Passage to read:
⟨

    The performance goal related to the ESG performance shares over the three-year performance cycle consists of two parts: reductions in the rates of intensity of methane emissions for each of the Company's operating segments, and reduction of the consolidated Company's total greenhouse gas emissions. The Company's Compensation Committee set specific target levels for methane intensity rates and total greenhouse gas emissions, and the performance goal is intended to incentivize and reward performance to the extent management achieves methane intensity and greenhouse gas reduction targets making progress towards the Company's 2030 goals. The number of these ESG performance shares that will vest and be paid out will depend upon the number of methane intensity segment targets achieved and whether the Company meets the total greenhouse gas emissions target. The fair value of these ESG performance shares is calculated by multiplying the expected number of shares that will be issued by the average market price of Company common stock on the date of grant reduced by the present value of forgone dividends over the vesting term of the award.  The fair value is recorded as compensation expense over the vesting term of the award.

    The performance goal related to the TSR performance shares over the three-year performance cycle is the Company’s three-year total shareholder return relative to the three-year total shareholder return of the other companies in the Report Group.  Three-year total shareholder return for a given company will be based on the data reported for that company (with the starting and ending stock prices over the performance cycle calculated as the average closing stock price for the prior calendar month and with dividends reinvested in that company’s securities at each ex-dividend date) in the Bloomberg database.  The number of these TSR performance shares that will vest and be paid will depend upon the Company’s performance relative to the Report Group and not upon the absolute level of return achieved by the Company.  The fair value price at the date of grant for the TSR performance shares is determined using a Monte Carlo simulation technique, which includes a reduction in value for the present value of forgone dividends over the vesting term of the award.  This price is multiplied by the number of TSR performance shares awarded, the result of which is recorded as compensation expense over the vesting term of the award.

⟩

Using the information:
[a] In the passage on performance shares, what technique is used to determine the fair value price of the TSR performance shares at the date of grant?
[b] List every factor the passage on performance shares says the number of vesting shares will depend upon, for both the ESG and the TSR performance shares.
[c] Continue the passage on performance shares from its last sentence.
The records have no connection to the passage on performance shares.

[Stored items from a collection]
⟨

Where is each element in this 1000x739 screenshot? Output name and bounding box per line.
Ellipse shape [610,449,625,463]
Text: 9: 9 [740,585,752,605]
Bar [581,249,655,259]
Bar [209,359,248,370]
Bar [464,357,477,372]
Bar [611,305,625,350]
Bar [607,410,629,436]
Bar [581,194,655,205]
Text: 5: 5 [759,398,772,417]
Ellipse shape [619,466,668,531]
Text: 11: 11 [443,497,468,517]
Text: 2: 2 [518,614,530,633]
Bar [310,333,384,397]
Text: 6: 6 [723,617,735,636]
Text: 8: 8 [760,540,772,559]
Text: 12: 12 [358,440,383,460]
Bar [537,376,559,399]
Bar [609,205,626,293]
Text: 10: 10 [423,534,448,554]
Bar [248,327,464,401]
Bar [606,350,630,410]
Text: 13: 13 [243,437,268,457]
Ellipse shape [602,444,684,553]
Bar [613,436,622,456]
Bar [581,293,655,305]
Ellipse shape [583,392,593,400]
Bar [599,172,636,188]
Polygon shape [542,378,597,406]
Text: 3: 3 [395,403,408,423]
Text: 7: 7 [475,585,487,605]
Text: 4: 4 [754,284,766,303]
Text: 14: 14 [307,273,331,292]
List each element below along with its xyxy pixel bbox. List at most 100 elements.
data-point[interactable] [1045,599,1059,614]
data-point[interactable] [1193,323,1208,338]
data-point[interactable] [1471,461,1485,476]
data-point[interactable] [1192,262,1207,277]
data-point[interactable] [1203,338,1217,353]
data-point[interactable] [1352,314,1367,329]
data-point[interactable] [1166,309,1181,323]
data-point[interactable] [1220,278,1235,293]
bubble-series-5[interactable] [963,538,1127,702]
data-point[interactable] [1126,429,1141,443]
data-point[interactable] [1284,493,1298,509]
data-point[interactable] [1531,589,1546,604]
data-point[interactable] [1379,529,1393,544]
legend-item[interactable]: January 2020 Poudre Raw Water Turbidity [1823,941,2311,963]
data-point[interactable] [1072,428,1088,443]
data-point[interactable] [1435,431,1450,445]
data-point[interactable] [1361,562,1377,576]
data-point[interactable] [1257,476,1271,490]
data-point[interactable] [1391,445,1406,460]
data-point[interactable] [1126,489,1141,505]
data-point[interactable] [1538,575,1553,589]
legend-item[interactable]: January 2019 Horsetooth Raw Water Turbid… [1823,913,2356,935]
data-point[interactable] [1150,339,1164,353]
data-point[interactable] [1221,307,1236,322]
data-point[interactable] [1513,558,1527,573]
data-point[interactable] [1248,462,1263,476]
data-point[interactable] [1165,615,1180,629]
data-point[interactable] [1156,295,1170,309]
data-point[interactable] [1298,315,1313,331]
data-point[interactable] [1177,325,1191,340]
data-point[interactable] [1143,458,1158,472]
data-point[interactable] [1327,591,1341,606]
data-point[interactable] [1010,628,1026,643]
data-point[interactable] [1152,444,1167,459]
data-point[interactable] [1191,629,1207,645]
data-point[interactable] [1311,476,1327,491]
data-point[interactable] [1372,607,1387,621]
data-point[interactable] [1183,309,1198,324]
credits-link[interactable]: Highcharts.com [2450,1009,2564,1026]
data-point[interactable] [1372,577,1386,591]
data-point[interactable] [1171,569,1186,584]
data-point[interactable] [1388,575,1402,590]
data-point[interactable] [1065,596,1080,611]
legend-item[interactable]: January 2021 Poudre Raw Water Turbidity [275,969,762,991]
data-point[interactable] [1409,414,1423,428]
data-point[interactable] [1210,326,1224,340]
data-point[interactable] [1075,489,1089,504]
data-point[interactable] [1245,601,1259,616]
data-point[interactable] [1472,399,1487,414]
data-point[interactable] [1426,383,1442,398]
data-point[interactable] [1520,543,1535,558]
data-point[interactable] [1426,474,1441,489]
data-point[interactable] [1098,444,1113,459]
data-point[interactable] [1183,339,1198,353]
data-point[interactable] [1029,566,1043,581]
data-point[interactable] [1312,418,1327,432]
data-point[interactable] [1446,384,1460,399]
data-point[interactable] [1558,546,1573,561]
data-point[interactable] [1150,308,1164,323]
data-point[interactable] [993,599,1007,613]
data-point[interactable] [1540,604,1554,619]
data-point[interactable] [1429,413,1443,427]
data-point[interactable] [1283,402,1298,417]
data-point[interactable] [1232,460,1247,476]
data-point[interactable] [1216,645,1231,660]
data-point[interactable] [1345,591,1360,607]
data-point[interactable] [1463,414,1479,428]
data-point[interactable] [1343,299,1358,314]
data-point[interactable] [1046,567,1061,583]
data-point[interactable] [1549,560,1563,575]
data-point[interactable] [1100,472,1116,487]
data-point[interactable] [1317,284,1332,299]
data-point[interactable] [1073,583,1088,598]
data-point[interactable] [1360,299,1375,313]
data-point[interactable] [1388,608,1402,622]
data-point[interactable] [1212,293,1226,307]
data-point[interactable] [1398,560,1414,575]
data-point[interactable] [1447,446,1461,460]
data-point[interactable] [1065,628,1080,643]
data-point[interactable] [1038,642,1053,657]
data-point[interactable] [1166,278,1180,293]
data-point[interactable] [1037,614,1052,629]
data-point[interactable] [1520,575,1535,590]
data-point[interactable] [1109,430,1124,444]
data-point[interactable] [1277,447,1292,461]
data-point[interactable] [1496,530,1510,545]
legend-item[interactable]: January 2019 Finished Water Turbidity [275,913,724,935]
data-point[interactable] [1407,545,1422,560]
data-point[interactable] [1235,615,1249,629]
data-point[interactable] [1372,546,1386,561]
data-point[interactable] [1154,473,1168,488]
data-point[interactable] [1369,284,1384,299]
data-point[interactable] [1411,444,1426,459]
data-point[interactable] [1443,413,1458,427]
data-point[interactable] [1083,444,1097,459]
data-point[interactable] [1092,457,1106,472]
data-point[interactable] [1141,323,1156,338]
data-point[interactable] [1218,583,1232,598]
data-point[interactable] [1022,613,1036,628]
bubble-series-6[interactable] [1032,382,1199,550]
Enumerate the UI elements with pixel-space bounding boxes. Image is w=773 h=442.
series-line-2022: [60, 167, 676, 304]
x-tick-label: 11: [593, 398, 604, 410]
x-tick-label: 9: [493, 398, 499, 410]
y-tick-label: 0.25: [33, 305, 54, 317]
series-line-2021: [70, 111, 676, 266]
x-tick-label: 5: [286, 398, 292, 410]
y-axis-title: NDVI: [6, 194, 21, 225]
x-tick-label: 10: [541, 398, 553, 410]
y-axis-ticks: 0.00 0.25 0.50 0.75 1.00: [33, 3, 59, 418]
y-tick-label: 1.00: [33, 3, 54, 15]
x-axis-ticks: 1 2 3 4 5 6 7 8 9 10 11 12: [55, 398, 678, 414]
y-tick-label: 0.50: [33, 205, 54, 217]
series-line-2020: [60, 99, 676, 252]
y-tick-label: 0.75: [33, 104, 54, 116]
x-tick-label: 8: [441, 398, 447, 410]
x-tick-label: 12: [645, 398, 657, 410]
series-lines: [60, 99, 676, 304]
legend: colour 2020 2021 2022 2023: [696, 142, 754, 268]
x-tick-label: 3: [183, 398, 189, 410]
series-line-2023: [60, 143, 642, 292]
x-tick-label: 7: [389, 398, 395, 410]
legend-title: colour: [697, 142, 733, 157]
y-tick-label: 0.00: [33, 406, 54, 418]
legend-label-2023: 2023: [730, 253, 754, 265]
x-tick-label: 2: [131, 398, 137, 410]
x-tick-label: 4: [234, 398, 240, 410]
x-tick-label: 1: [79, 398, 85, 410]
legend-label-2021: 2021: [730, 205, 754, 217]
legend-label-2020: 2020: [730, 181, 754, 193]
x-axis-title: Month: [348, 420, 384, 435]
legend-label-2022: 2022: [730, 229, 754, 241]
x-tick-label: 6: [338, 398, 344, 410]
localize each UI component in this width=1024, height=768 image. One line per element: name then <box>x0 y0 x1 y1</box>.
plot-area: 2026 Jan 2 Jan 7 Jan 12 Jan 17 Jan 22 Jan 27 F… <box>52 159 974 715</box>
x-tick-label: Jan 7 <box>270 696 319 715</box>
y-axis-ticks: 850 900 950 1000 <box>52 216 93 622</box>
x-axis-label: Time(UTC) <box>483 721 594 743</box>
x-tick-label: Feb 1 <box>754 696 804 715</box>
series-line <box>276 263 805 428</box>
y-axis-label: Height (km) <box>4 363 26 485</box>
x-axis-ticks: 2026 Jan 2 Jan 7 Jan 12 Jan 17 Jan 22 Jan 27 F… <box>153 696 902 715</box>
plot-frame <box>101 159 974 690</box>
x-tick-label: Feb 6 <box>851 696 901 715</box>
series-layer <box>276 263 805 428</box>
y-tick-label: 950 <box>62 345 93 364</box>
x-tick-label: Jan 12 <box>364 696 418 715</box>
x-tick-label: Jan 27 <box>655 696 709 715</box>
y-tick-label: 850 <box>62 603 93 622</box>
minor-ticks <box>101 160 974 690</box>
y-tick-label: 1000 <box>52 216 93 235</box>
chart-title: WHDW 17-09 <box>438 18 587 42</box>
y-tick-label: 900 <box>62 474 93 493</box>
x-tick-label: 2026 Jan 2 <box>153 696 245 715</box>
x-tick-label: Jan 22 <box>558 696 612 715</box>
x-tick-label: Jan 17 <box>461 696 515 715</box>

⟩

Answers per task:
[a] A Monte Carlo simulation technique.

[b]
- The number of methane intensity segment targets achieved (ESG performance shares)
- Whether the Company meets the total greenhouse gas emissions target (ESG performance shares)
- The Company's performance relative to the Report Group (TSR performance shares)

[c]
 
    The Company granted 115,073 restricted stock units during the quarter ended December 31, 2022.  The weighted average fair value of such restricted stock units was $59.69 per share for the quarter ended December 31, 2022.  Restricted stock units represent the right to receive shares of common stock of the Company (or the equivalent value in cash or a combination of cash and shares of common stock of the Company, as determined by the Company) at the end of a specified time period. These restricted stock units do not entitle the participant to receive dividends during the vesting period. The fair value at the date of grant of the restricted stock units (represented by the market value of Company common stock on the date of the award) must be reduced by the present value of forgone dividends over the vesting term of the award.     The fair value of restricted stock units on the date of award is recorded as compensation expense over the vesting period.